EXERCISE REQUIREMENTS
Copy out every line in the entries below that includes "không".

DATA FOR PROCESSING
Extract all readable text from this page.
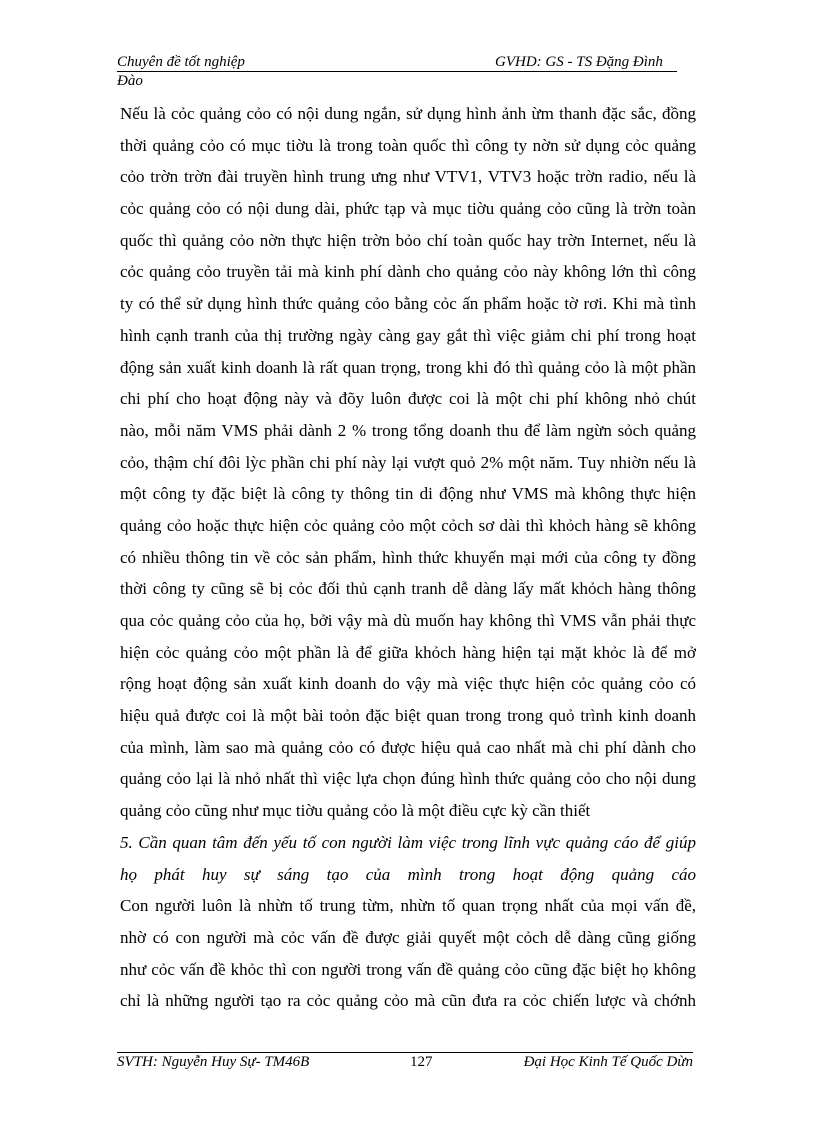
Chuyên đề tốt nghiệp	GVHD: GS - TS Đặng Đình
Đào
Nếu là cỏc quảng cỏo có nội dung ngắn, sử dụng hình ảnh ừm thanh đặc sắc, đồng
thời quảng cỏo có mục tiờu là trong toàn quốc thì công ty nờn sử dụng cỏc quảng
cỏo trờn trờn đài truyền hình trung ưng như VTV1, VTV3 hoặc trờn radio, nếu là
cỏc quảng cỏo có nội dung dài, phức tạp và mục tiờu quảng cỏo cũng là trờn toàn
quốc thì quảng cỏo nờn thực hiện trờn bỏo chí toàn quốc hay trờn Internet, nếu là
cỏc quảng cỏo truyền tải mà kinh phí dành cho quảng cỏo này không lớn thì công
ty có thể sử dụng hình thức quảng cỏo bằng cỏc ấn phẩm hoặc tờ rơi. Khi mà tình
hình cạnh tranh của thị trường ngày càng gay gắt thì việc giảm chi phí trong hoạt
động sản xuất kinh doanh là rất quan trọng, trong khi đó thì quảng cỏo là một phần
chi phí cho hoạt động này và đõy luôn được coi là một chi phí không nhỏ chút
nào, mỗi năm VMS phải dành 2 % trong tổng doanh thu để làm ngừn sỏch quảng
cỏo, thậm chí đôi lỳc phần chi phí này lại vượt quỏ 2% một năm. Tuy nhiờn nếu là
một công ty đặc biệt là công ty thông tin di động như VMS mà không thực hiện
quảng cỏo hoặc thực hiện cỏc quảng cỏo một cỏch sơ dài thì khỏch hàng sẽ không
có nhiều thông tin về cỏc sản phẩm, hình thức khuyến mại mới của công ty đồng
thời công ty cũng sẽ bị cỏc đối thủ cạnh tranh dễ dàng lấy mất khỏch hàng thông
qua cỏc quảng cỏo của họ, bởi vậy mà dù muốn hay không thì VMS vẫn phải thực
hiện cỏc quảng cỏo một phần là để giữa khỏch hàng hiện tại mặt khỏc là để mở
rộng hoạt động sản xuất kinh doanh do vậy mà việc thực hiện cỏc quảng cỏo có
hiệu quả được coi là một bài toỏn đặc biệt quan trong trong quỏ trình kinh doanh
của mình, làm sao mà quảng cỏo có được hiệu quả cao nhất mà chi phí dành cho
quảng cỏo lại là nhỏ nhất thì việc lựa chọn đúng hình thức quảng cỏo cho nội dung
quảng cỏo cũng như mục tiờu quảng cỏo là một điều cực kỳ cần thiết
5. Cần quan tâm đến yếu tố con người làm việc trong lĩnh vực quảng cáo để giúp
họ phát huy sự sáng tạo của mình trong hoạt động quảng cáo
Con người luôn là nhừn tố trung từm, nhừn tố quan trọng nhất của mọi vấn đề,
nhờ có con người mà cỏc vấn đề được giải quyết một cỏch dễ dàng cũng giống
như cỏc vấn đề khỏc thì con người trong vấn đề quảng cỏo cũng đặc biệt họ không
chỉ là những người tạo ra cỏc quảng cỏo mà cũn đưa ra cỏc chiến lược và chớnh
SVTH: Nguyễn Huy Sự- TM46B	127	Đại Học Kinh Tế Quốc Dừn
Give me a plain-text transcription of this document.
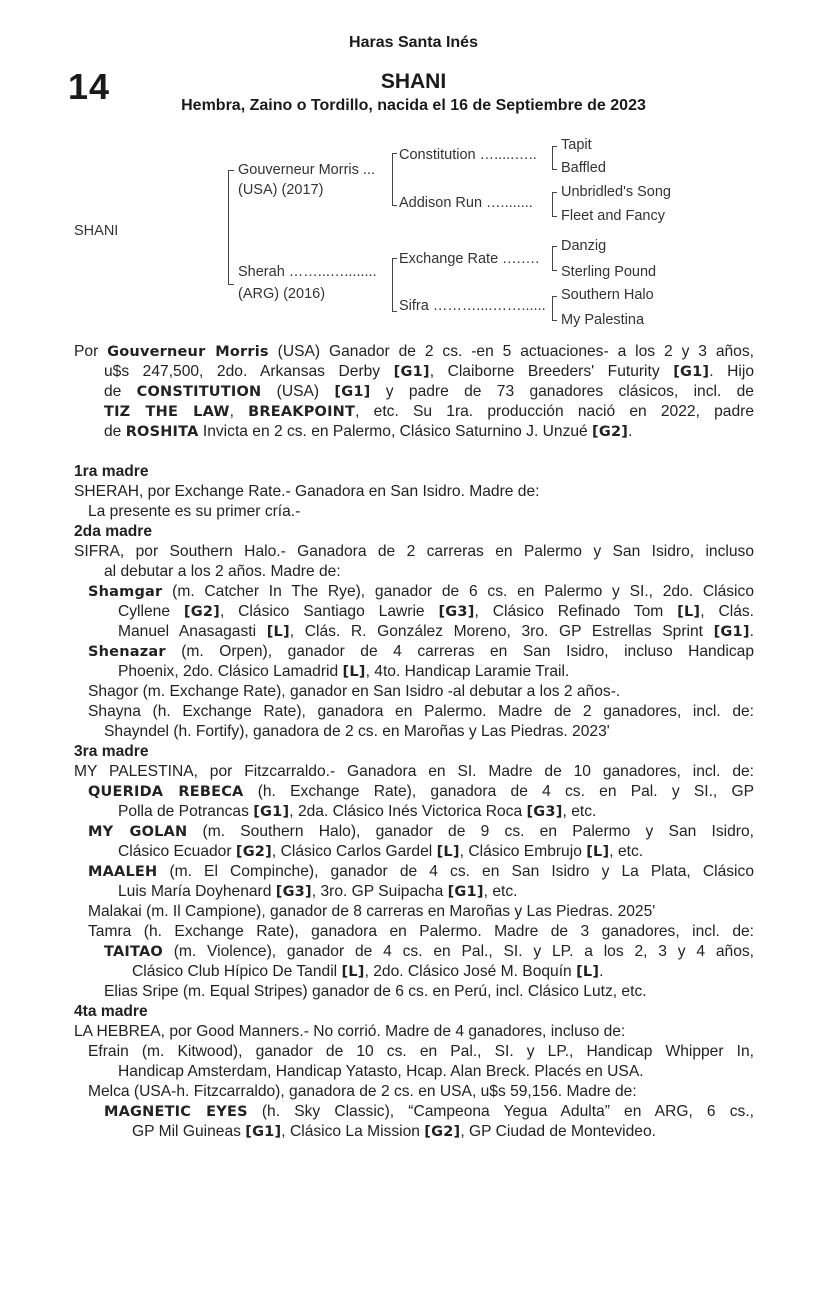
Haras Santa Inés
14	SHANI
Hembra, Zaino o Tordillo, nacida el 16 de Septiembre de 2023
SHANI
Gouverneur Morris ...
(USA) (2017)
Sherah ……...…........
(ARG) (2016)
Constitution ….....…..
Addison Run …........
Exchange Rate ….….
Sifra ………....……......
Tapit
Baffled
Unbridled's Song
Fleet and Fancy
Danzig
Sterling Pound
Southern Halo
My Palestina

Por Gouverneur Morris (USA) Ganador de 2 cs. -en 5 actuaciones- a los 2 y 3 años,

u$s 247,500, 2do. Arkansas Derby [G1], Claiborne Breeders' Futurity [G1]. Hijo

de CONSTITUTION (USA) [G1] y padre de 73 ganadores clásicos, incl. de

TIZ THE LAW, BREAKPOINT, etc. Su 1ra. producción nació en 2022, padre

de ROSHITA Invicta en 2 cs. en Palermo, Clásico Saturnino J. Unzué [G2].

1ra madre

SHERAH, por Exchange Rate.- Ganadora en San Isidro. Madre de:

La presente es su primer cría.-

2da madre

SIFRA, por Southern Halo.- Ganadora de 2 carreras en Palermo y San Isidro, incluso

al debutar a los 2 años. Madre de:

Shamgar (m. Catcher In The Rye), ganador de 6 cs. en Palermo y SI., 2do. Clásico

Cyllene [G2], Clásico Santiago Lawrie [G3], Clásico Refinado Tom [L], Clás.

Manuel Anasagasti [L], Clás. R. González Moreno, 3ro. GP Estrellas Sprint [G1].

Shenazar (m. Orpen), ganador de 4 carreras en San Isidro, incluso Handicap

Phoenix, 2do. Clásico Lamadrid [L], 4to. Handicap Laramie Trail.

Shagor (m. Exchange Rate), ganador en San Isidro -al debutar a los 2 años-.

Shayna (h. Exchange Rate), ganadora en Palermo. Madre de 2 ganadores, incl. de:

Shayndel (h. Fortify), ganadora de 2 cs. en Maroñas y Las Piedras. 2023'

3ra madre

MY PALESTINA, por Fitzcarraldo.- Ganadora en SI. Madre de 10 ganadores, incl. de:

QUERIDA REBECA (h. Exchange Rate), ganadora de 4 cs. en Pal. y SI., GP

Polla de Potrancas [G1], 2da. Clásico Inés Victorica Roca [G3], etc.

MY GOLAN (m. Southern Halo), ganador de 9 cs. en Palermo y San Isidro,

Clásico Ecuador [G2], Clásico Carlos Gardel [L], Clásico Embrujo [L], etc.

MAALEH (m. El Compinche), ganador de 4 cs. en San Isidro y La Plata, Clásico

Luis María Doyhenard [G3], 3ro. GP Suipacha [G1], etc.

Malakai (m. Il Campione), ganador de 8 carreras en Maroñas y Las Piedras. 2025'

Tamra (h. Exchange Rate), ganadora en Palermo. Madre de 3 ganadores, incl. de:

TAITAO (m. Violence), ganador de 4 cs. en Pal., SI. y LP. a los 2, 3 y 4 años,

Clásico Club Hípico De Tandil [L], 2do. Clásico José M. Boquín [L].

Elias Sripe (m. Equal Stripes) ganador de 6 cs. en Perú, incl. Clásico Lutz, etc.

4ta madre

LA HEBREA, por Good Manners.- No corrió. Madre de 4 ganadores, incluso de:

Efrain (m. Kitwood), ganador de 10 cs. en Pal., SI. y LP., Handicap Whipper In,

Handicap Amsterdam, Handicap Yatasto, Hcap. Alan Breck. Placés en USA.

Melca (USA-h. Fitzcarraldo), ganadora de 2 cs. en USA, u$s 59,156. Madre de:

MAGNETIC EYES (h. Sky Classic), “Campeona Yegua Adulta” en ARG, 6 cs.,

GP Mil Guineas [G1], Clásico La Mission [G2], GP Ciudad de Montevideo.
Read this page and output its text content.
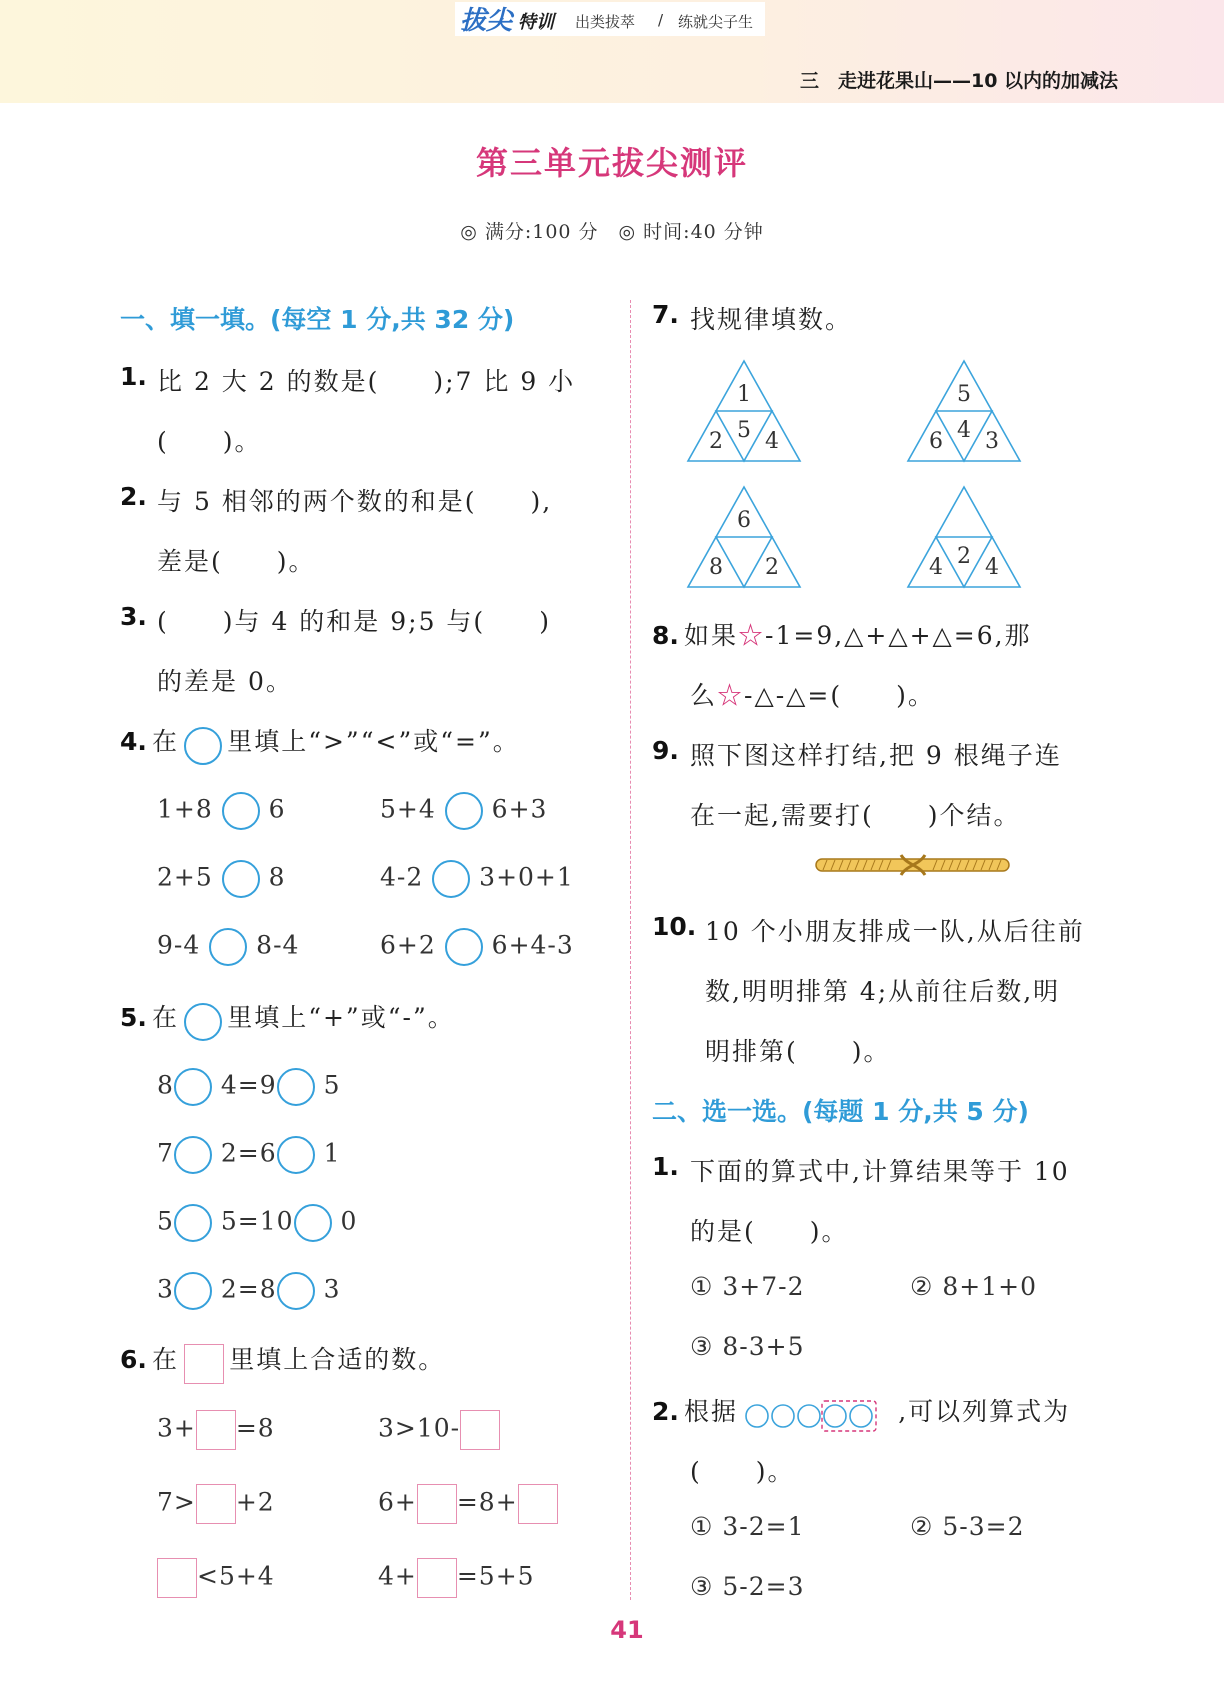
拔尖 特训 出类拔萃 / 练就尖子生
三　走进花果山——10 以内的加减法
第三单元拔尖测评
◎ 满分:100 分　◎ 时间:40 分钟
一、填一填。(每空 1 分,共 32 分)
1. 比 2 大 2 的数是(　　);7 比 9 小
(　　)。
2. 与 5 相邻的两个数的和是(　　),
差是(　　)。
3. (　　)与 4 的和是 9;5 与(　　)
的差是 0。
4. 在 里填上“>”“<”或“=”。
1+8 6	5+4 6+3
2+5 8	4-2 3+0+1
9-4 8-4	6+2 6+4-3
5. 在 里填上“+”或“-”。
8 4=9 5
7 2=6 1
5 5=10 0
3 2=8 3
6. 在 里填上合适的数。
3+ =8	3>10-
7> +2	6+ =8+
<5+4	4+ =5+5
7. 找规律填数。
1
2 5 4
5
6 4 3
6
8 2	4 2 4
8. 如果☆-1=9,△+△+△=6,那
么☆-△-△=(　　)。
9. 照下图这样打结,把 9 根绳子连
在一起,需要打(　　)个结。
10. 10 个小朋友排成一队,从后往前
数,明明排第 4;从前往后数,明
明排第(　　)。
二、选一选。(每题 1 分,共 5 分)
1. 下面的算式中,计算结果等于 10
的是(　　)。
① 3+7-2	② 8+1+0
③ 8-3+5
2. 根据	,可以列算式为
(　　)。
① 3-2=1	② 5-3=2
③ 5-2=3
41
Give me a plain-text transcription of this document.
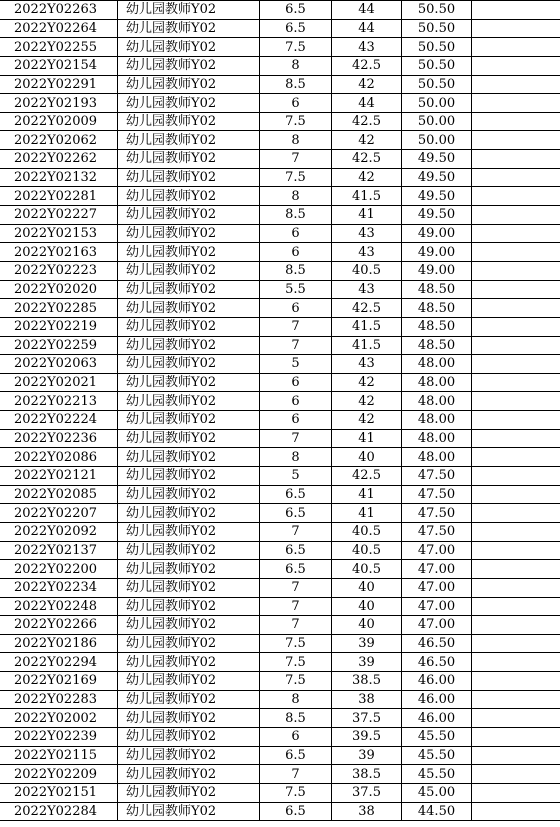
2022Y02263	幼儿园教师Y02	6.5	44	50.50	
2022Y02264	幼儿园教师Y02	6.5	44	50.50	
2022Y02255	幼儿园教师Y02	7.5	43	50.50	
2022Y02154	幼儿园教师Y02	8	42.5	50.50	
2022Y02291	幼儿园教师Y02	8.5	42	50.50	
2022Y02193	幼儿园教师Y02	6	44	50.00	
2022Y02009	幼儿园教师Y02	7.5	42.5	50.00	
2022Y02062	幼儿园教师Y02	8	42	50.00	
2022Y02262	幼儿园教师Y02	7	42.5	49.50	
2022Y02132	幼儿园教师Y02	7.5	42	49.50	
2022Y02281	幼儿园教师Y02	8	41.5	49.50	
2022Y02227	幼儿园教师Y02	8.5	41	49.50	
2022Y02153	幼儿园教师Y02	6	43	49.00	
2022Y02163	幼儿园教师Y02	6	43	49.00	
2022Y02223	幼儿园教师Y02	8.5	40.5	49.00	
2022Y02020	幼儿园教师Y02	5.5	43	48.50	
2022Y02285	幼儿园教师Y02	6	42.5	48.50	
2022Y02219	幼儿园教师Y02	7	41.5	48.50	
2022Y02259	幼儿园教师Y02	7	41.5	48.50	
2022Y02063	幼儿园教师Y02	5	43	48.00	
2022Y02021	幼儿园教师Y02	6	42	48.00	
2022Y02213	幼儿园教师Y02	6	42	48.00	
2022Y02224	幼儿园教师Y02	6	42	48.00	
2022Y02236	幼儿园教师Y02	7	41	48.00	
2022Y02086	幼儿园教师Y02	8	40	48.00	
2022Y02121	幼儿园教师Y02	5	42.5	47.50	
2022Y02085	幼儿园教师Y02	6.5	41	47.50	
2022Y02207	幼儿园教师Y02	6.5	41	47.50	
2022Y02092	幼儿园教师Y02	7	40.5	47.50	
2022Y02137	幼儿园教师Y02	6.5	40.5	47.00	
2022Y02200	幼儿园教师Y02	6.5	40.5	47.00	
2022Y02234	幼儿园教师Y02	7	40	47.00	
2022Y02248	幼儿园教师Y02	7	40	47.00	
2022Y02266	幼儿园教师Y02	7	40	47.00	
2022Y02186	幼儿园教师Y02	7.5	39	46.50	
2022Y02294	幼儿园教师Y02	7.5	39	46.50	
2022Y02169	幼儿园教师Y02	7.5	38.5	46.00	
2022Y02283	幼儿园教师Y02	8	38	46.00	
2022Y02002	幼儿园教师Y02	8.5	37.5	46.00	
2022Y02239	幼儿园教师Y02	6	39.5	45.50	
2022Y02115	幼儿园教师Y02	6.5	39	45.50	
2022Y02209	幼儿园教师Y02	7	38.5	45.50	
2022Y02151	幼儿园教师Y02	7.5	37.5	45.00	
2022Y02284	幼儿园教师Y02	6.5	38	44.50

PROBLEM SOLUTION
cỏc quảng cỏo truyền tải mà kinh phí dành cho quảng cỏo này không lớn thì công
chi phí cho hoạt động này và đõy luôn được coi là một chi phí không nhỏ chút
một công ty đặc biệt là công ty thông tin di động như VMS mà không thực hiện
quảng cỏo hoặc thực hiện cỏc quảng cỏo một cỏch sơ dài thì khỏch hàng sẽ không
qua cỏc quảng cỏo của họ, bởi vậy mà dù muốn hay không thì VMS vẫn phải thực
như cỏc vấn đề khỏc thì con người trong vấn đề quảng cỏo cũng đặc biệt họ không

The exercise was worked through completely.